EXERCISE GOAL:
Spot every line with the word "Convert" and return it.
+++ ENTRIES +++
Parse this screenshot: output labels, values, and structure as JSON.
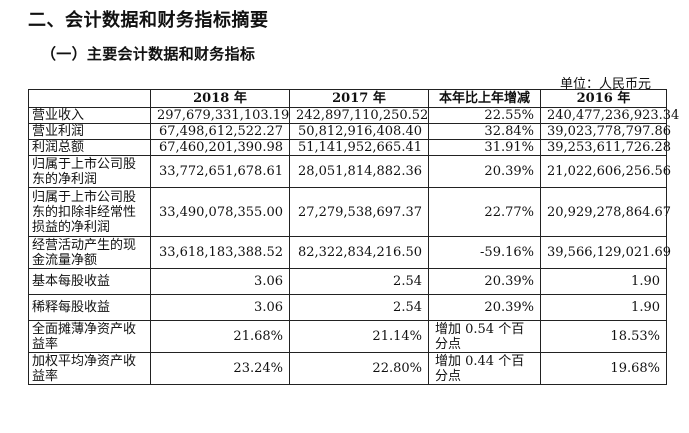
{
  "headings": {
    "section_title": "二、会计数据和财务指标摘要",
    "subsection_title": "（一）主要会计数据和财务指标",
    "unit_label": "单位：人民币元"
  },
  "table": {
    "columns": [
      "",
      "2018 年",
      "2017 年",
      "本年比上年增减",
      "2016 年"
    ],
    "rows": [
      {
        "label": "营业收入",
        "y2018": "297,679,331,103.19",
        "y2017": "242,897,110,250.52",
        "change": "22.55%",
        "y2016": "240,477,236,923.34"
      },
      {
        "label": "营业利润",
        "y2018": "67,498,612,522.27",
        "y2017": "50,812,916,408.40",
        "change": "32.84%",
        "y2016": "39,023,778,797.86"
      },
      {
        "label": "利润总额",
        "y2018": "67,460,201,390.98",
        "y2017": "51,141,952,665.41",
        "change": "31.91%",
        "y2016": "39,253,611,726.28"
      },
      {
        "label": "归属于上市公司股东的净利润",
        "y2018": "33,772,651,678.61",
        "y2017": "28,051,814,882.36",
        "change": "20.39%",
        "y2016": "21,022,606,256.56"
      },
      {
        "label": "归属于上市公司股东的扣除非经常性损益的净利润",
        "y2018": "33,490,078,355.00",
        "y2017": "27,279,538,697.37",
        "change": "22.77%",
        "y2016": "20,929,278,864.67"
      },
      {
        "label": "经营活动产生的现金流量净额",
        "y2018": "33,618,183,388.52",
        "y2017": "82,322,834,216.50",
        "change": "-59.16%",
        "y2016": "39,566,129,021.69"
      },
      {
        "label": "基本每股收益",
        "y2018": "3.06",
        "y2017": "2.54",
        "change": "20.39%",
        "y2016": "1.90"
      },
      {
        "label": "稀释每股收益",
        "y2018": "3.06",
        "y2017": "2.54",
        "change": "20.39%",
        "y2016": "1.90"
      },
      {
        "label": "全面摊薄净资产收益率",
        "y2018": "21.68%",
        "y2017": "21.14%",
        "change": "增加 0.54 个百分点",
        "y2016": "18.53%"
      },
      {
        "label": "加权平均净资产收益率",
        "y2018": "23.24%",
        "y2017": "22.80%",
        "change": "增加 0.44 个百分点",
        "y2016": "19.68%"
      }
    ]
  }
}
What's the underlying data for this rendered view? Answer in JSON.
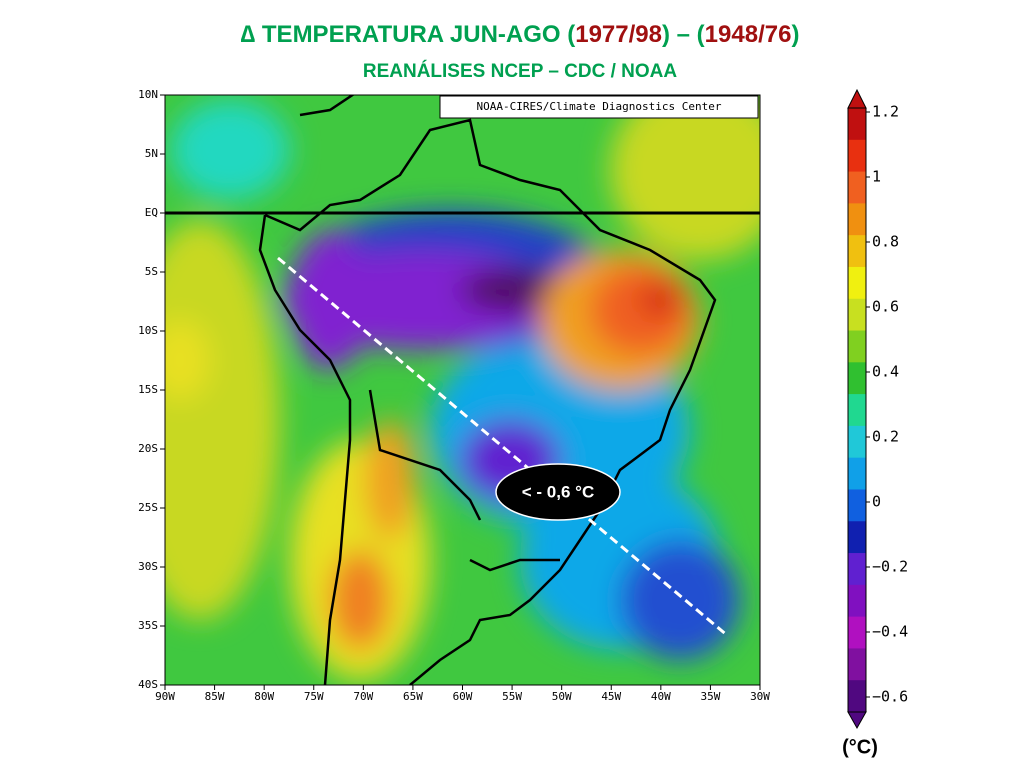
{
  "title": {
    "parts": [
      "∆ TEMPERATURA JUN-AGO (",
      "1977/98",
      ") – (",
      "1948/76",
      ")"
    ]
  },
  "subtitle": "REANÁLISES NCEP – CDC / NOAA",
  "map": {
    "credit": "NOAA-CIRES/Climate Diagnostics Center",
    "lat_labels": [
      "10N",
      "5N",
      "EQ",
      "5S",
      "10S",
      "15S",
      "20S",
      "25S",
      "30S",
      "35S",
      "40S"
    ],
    "lon_labels": [
      "90W",
      "85W",
      "80W",
      "75W",
      "70W",
      "65W",
      "60W",
      "55W",
      "50W",
      "45W",
      "40W",
      "35W",
      "30W"
    ],
    "annotation": "< - 0,6 °C"
  },
  "colorbar": {
    "labels": [
      "1.2",
      "1",
      "0.8",
      "0.6",
      "0.4",
      "0.2",
      "0",
      "−0.2",
      "−0.4",
      "−0.6"
    ],
    "unit": "(°C)"
  }
}
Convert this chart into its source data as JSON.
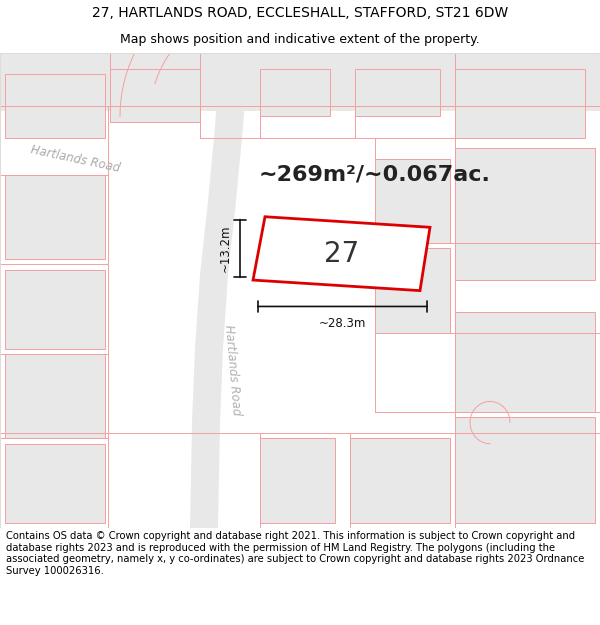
{
  "title_line1": "27, HARTLANDS ROAD, ECCLESHALL, STAFFORD, ST21 6DW",
  "title_line2": "Map shows position and indicative extent of the property.",
  "area_text": "~269m²/~0.067ac.",
  "plot_number": "27",
  "dim_width": "~28.3m",
  "dim_height": "~13.2m",
  "road_label1": "Hartlands Road",
  "road_label2": "Hartlands Road",
  "footer_text": "Contains OS data © Crown copyright and database right 2021. This information is subject to Crown copyright and database rights 2023 and is reproduced with the permission of HM Land Registry. The polygons (including the associated geometry, namely x, y co-ordinates) are subject to Crown copyright and database rights 2023 Ordnance Survey 100026316.",
  "map_bg": "#ffffff",
  "block_fill": "#e8e8e8",
  "block_edge": "#cccccc",
  "road_fill": "#e0e0e0",
  "boundary_color": "#f4a0a0",
  "plot_edge": "#dd0000",
  "dim_color": "#111111",
  "road_label_color": "#aaaaaa",
  "title_fontsize": 10,
  "subtitle_fontsize": 9,
  "area_fontsize": 16,
  "plot_num_fontsize": 20,
  "dim_fontsize": 8.5,
  "road_label_fontsize": 8.5,
  "footer_fontsize": 7.2
}
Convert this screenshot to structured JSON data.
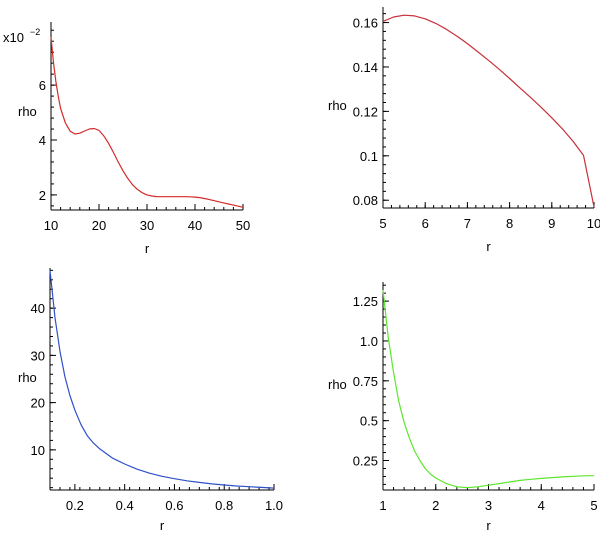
{
  "chart_data": [
    {
      "type": "line",
      "xlabel": "r",
      "ylabel": "rho",
      "color": "#d42a2a",
      "xlim": [
        10,
        50
      ],
      "ylim": [
        1.45,
        8.3
      ],
      "xticks": [
        10,
        20,
        30,
        40,
        50
      ],
      "yticks": [
        2,
        4,
        6
      ],
      "ytick_labels": [
        "2",
        "4",
        "6"
      ],
      "multiplier_label": "x10",
      "multiplier_exponent": "−2",
      "series": [
        {
          "name": "rho",
          "x": [
            10,
            10.5,
            11,
            11.5,
            12,
            13,
            14,
            15,
            16,
            17,
            18,
            19,
            20,
            21,
            22,
            23,
            24,
            25,
            26,
            27,
            28,
            29,
            30,
            31,
            32,
            33,
            34,
            35,
            36,
            37,
            38,
            39,
            40,
            41,
            42,
            43,
            44,
            45,
            46,
            47,
            48,
            49,
            50
          ],
          "y": [
            7.75,
            6.85,
            6.15,
            5.6,
            5.15,
            4.62,
            4.32,
            4.22,
            4.25,
            4.33,
            4.4,
            4.42,
            4.35,
            4.15,
            3.88,
            3.55,
            3.2,
            2.88,
            2.6,
            2.37,
            2.2,
            2.08,
            2.0,
            1.96,
            1.94,
            1.935,
            1.935,
            1.935,
            1.935,
            1.935,
            1.935,
            1.93,
            1.92,
            1.9,
            1.87,
            1.83,
            1.79,
            1.75,
            1.71,
            1.67,
            1.63,
            1.59,
            1.55
          ]
        }
      ]
    },
    {
      "type": "line",
      "xlabel": "r",
      "ylabel": "rho",
      "color": "#c8303a",
      "xlim": [
        5,
        10
      ],
      "ylim": [
        0.0765,
        0.167
      ],
      "xticks": [
        5,
        6,
        7,
        8,
        9,
        10
      ],
      "yticks": [
        0.08,
        0.1,
        0.12,
        0.14,
        0.16
      ],
      "ytick_labels": [
        "0.08",
        "0.1",
        "0.12",
        "0.14",
        "0.16"
      ],
      "series": [
        {
          "name": "rho",
          "x": [
            5,
            5.25,
            5.5,
            5.75,
            6,
            6.25,
            6.5,
            6.75,
            7,
            7.25,
            7.5,
            7.75,
            8,
            8.25,
            8.5,
            8.75,
            9,
            9.25,
            9.5,
            9.75,
            10
          ],
          "y": [
            0.1605,
            0.1625,
            0.1633,
            0.163,
            0.1617,
            0.1596,
            0.157,
            0.1539,
            0.1505,
            0.1468,
            0.143,
            0.139,
            0.1348,
            0.1305,
            0.1262,
            0.1218,
            0.1171,
            0.1121,
            0.1066,
            0.1002,
            0.077
          ]
        }
      ]
    },
    {
      "type": "line",
      "xlabel": "r",
      "ylabel": "rho",
      "color": "#3050c8",
      "xlim": [
        0.1,
        1.0
      ],
      "ylim": [
        1.5,
        48.5
      ],
      "xticks": [
        0.2,
        0.4,
        0.6,
        0.8,
        1.0
      ],
      "yticks": [
        10,
        20,
        30,
        40
      ],
      "ytick_labels": [
        "10",
        "20",
        "30",
        "40"
      ],
      "series": [
        {
          "name": "rho",
          "x": [
            0.1,
            0.12,
            0.14,
            0.16,
            0.18,
            0.2,
            0.225,
            0.25,
            0.275,
            0.3,
            0.35,
            0.4,
            0.45,
            0.5,
            0.55,
            0.6,
            0.65,
            0.7,
            0.75,
            0.8,
            0.85,
            0.9,
            0.95,
            1.0
          ],
          "y": [
            48.0,
            38.0,
            30.8,
            25.5,
            21.5,
            18.4,
            15.3,
            13.0,
            11.4,
            10.2,
            8.3,
            7.0,
            5.9,
            5.05,
            4.4,
            3.9,
            3.45,
            3.1,
            2.8,
            2.55,
            2.35,
            2.2,
            2.05,
            1.9
          ]
        }
      ]
    },
    {
      "type": "line",
      "xlabel": "r",
      "ylabel": "rho",
      "color": "#5ce62e",
      "xlim": [
        1,
        5
      ],
      "ylim": [
        0.065,
        1.37
      ],
      "xticks": [
        1,
        2,
        3,
        4,
        5
      ],
      "yticks": [
        0.25,
        0.5,
        0.75,
        1.0,
        1.25
      ],
      "ytick_labels": [
        "0.25",
        "0.5",
        "0.75",
        "1.0",
        "1.25"
      ],
      "series": [
        {
          "name": "rho",
          "x": [
            1,
            1.1,
            1.2,
            1.3,
            1.4,
            1.5,
            1.6,
            1.7,
            1.8,
            1.9,
            2.0,
            2.2,
            2.4,
            2.6,
            2.8,
            3.0,
            3.2,
            3.4,
            3.6,
            3.8,
            4.0,
            4.2,
            4.4,
            4.6,
            4.8,
            5.0
          ],
          "y": [
            1.32,
            1.02,
            0.8,
            0.62,
            0.49,
            0.39,
            0.31,
            0.25,
            0.2,
            0.165,
            0.14,
            0.105,
            0.085,
            0.08,
            0.085,
            0.095,
            0.105,
            0.115,
            0.125,
            0.132,
            0.138,
            0.143,
            0.147,
            0.151,
            0.154,
            0.155
          ]
        }
      ]
    }
  ]
}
+++
WRITTEN ANSWER:
Convert this chart into its source data as JSON.
Convert this screenshot to structured JSON data.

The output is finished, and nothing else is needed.